EXERCISE GOAL ->
Collect all lines from the records below that include the word "Historical".

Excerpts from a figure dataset
-.-.-

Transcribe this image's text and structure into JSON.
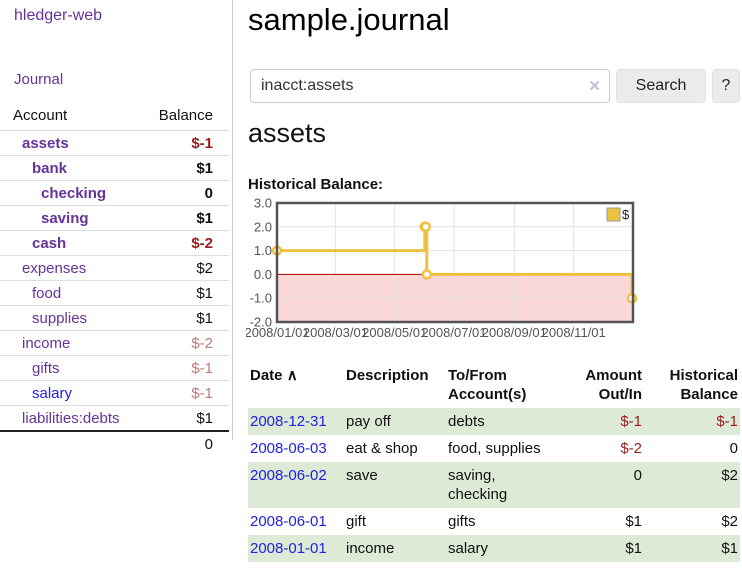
{
  "sidebar": {
    "brand": "hledger-web",
    "nav_journal": "Journal",
    "accounts_table": {
      "col_account": "Account",
      "col_balance": "Balance",
      "rows": [
        {
          "name": "assets",
          "indent": 1,
          "bold": true,
          "link_style": "purple",
          "balance": "$-1",
          "balance_style": "neg-strong"
        },
        {
          "name": "bank",
          "indent": 2,
          "bold": true,
          "link_style": "purple",
          "balance": "$1",
          "balance_style": "pos"
        },
        {
          "name": "checking",
          "indent": 3,
          "bold": true,
          "link_style": "purple",
          "balance": "0",
          "balance_style": "pos"
        },
        {
          "name": "saving",
          "indent": 3,
          "bold": true,
          "link_style": "purple",
          "balance": "$1",
          "balance_style": "pos"
        },
        {
          "name": "cash",
          "indent": 2,
          "bold": true,
          "link_style": "purple",
          "balance": "$-2",
          "balance_style": "neg-strong"
        },
        {
          "name": "expenses",
          "indent": 1,
          "bold": false,
          "link_style": "purple",
          "balance": "$2",
          "balance_style": "pos"
        },
        {
          "name": "food",
          "indent": 2,
          "bold": false,
          "link_style": "purple",
          "balance": "$1",
          "balance_style": "pos"
        },
        {
          "name": "supplies",
          "indent": 2,
          "bold": false,
          "link_style": "purple",
          "balance": "$1",
          "balance_style": "pos"
        },
        {
          "name": "income",
          "indent": 1,
          "bold": false,
          "link_style": "purple",
          "balance": "$-2",
          "balance_style": "neg-soft"
        },
        {
          "name": "gifts",
          "indent": 2,
          "bold": false,
          "link_style": "purple",
          "balance": "$-1",
          "balance_style": "neg-soft"
        },
        {
          "name": "salary",
          "indent": 2,
          "bold": false,
          "link_style": "blue",
          "balance": "$-1",
          "balance_style": "neg-soft"
        },
        {
          "name": "liabilities:debts",
          "indent": 1,
          "bold": false,
          "link_style": "purple",
          "balance": "$1",
          "balance_style": "pos"
        }
      ],
      "total": "0"
    }
  },
  "main": {
    "title": "sample.journal",
    "search": {
      "value": "inacct:assets",
      "clear_icon": "✕",
      "search_button": "Search",
      "help_button": "?"
    },
    "account_heading": "assets",
    "chart_label": "Historical Balance:"
  },
  "chart_data": {
    "type": "line",
    "style": "step",
    "title": "Historical Balance",
    "series": [
      {
        "name": "$",
        "color": "#edc240",
        "points": [
          [
            "2008-01-01",
            1
          ],
          [
            "2008-06-01",
            2
          ],
          [
            "2008-06-02",
            2
          ],
          [
            "2008-06-03",
            0
          ],
          [
            "2008-12-31",
            -1
          ]
        ]
      }
    ],
    "x_range": [
      "2008-01-01",
      "2009-01-01"
    ],
    "x_ticks": [
      "2008/01/01",
      "2008/03/01",
      "2008/05/01",
      "2008/07/01",
      "2008/09/01",
      "2008/11/01"
    ],
    "y_ticks": [
      "3.0",
      "2.0",
      "1.0",
      "0.0",
      "-1.0",
      "-2.0"
    ],
    "ylim": [
      -2,
      3
    ],
    "legend": "$",
    "legend_position": "top-right",
    "grid": true,
    "negative_region_color": "#fbd8d8",
    "zero_line_color": "#aa0000",
    "border_color": "#545454",
    "tick_color": "#545454"
  },
  "register": {
    "headers": {
      "date": "Date",
      "sort_icon": "∧",
      "description": "Description",
      "accounts": "To/From Account(s)",
      "amount": "Amount Out/In",
      "balance": "Historical Balance"
    },
    "rows": [
      {
        "date": "2008-12-31",
        "description": "pay off",
        "accounts": "debts",
        "amount": "$-1",
        "amount_negative": true,
        "balance": "$-1",
        "balance_negative": true,
        "shaded": true
      },
      {
        "date": "2008-06-03",
        "description": "eat & shop",
        "accounts": "food, supplies",
        "amount": "$-2",
        "amount_negative": true,
        "balance": "0",
        "balance_negative": false,
        "shaded": false
      },
      {
        "date": "2008-06-02",
        "description": "save",
        "accounts": "saving, checking",
        "amount": "0",
        "amount_negative": false,
        "balance": "$2",
        "balance_negative": false,
        "shaded": true
      },
      {
        "date": "2008-06-01",
        "description": "gift",
        "accounts": "gifts",
        "amount": "$1",
        "amount_negative": false,
        "balance": "$2",
        "balance_negative": false,
        "shaded": false
      },
      {
        "date": "2008-01-01",
        "description": "income",
        "accounts": "salary",
        "amount": "$1",
        "amount_negative": false,
        "balance": "$1",
        "balance_negative": false,
        "shaded": true
      }
    ]
  },
  "colors": {
    "link_purple": "#663399",
    "link_blue": "#2222dd",
    "negative_strong": "#9b1c1c",
    "negative_soft": "#c47878",
    "row_shade_green": "#dcead6",
    "chart_line_yellow": "#edc240"
  }
}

-.-.-

EXERCISE OUTPUT ->
    "chart_label": "Historical Balance:"
    "title": "Historical Balance",
      "balance": "Historical Balance"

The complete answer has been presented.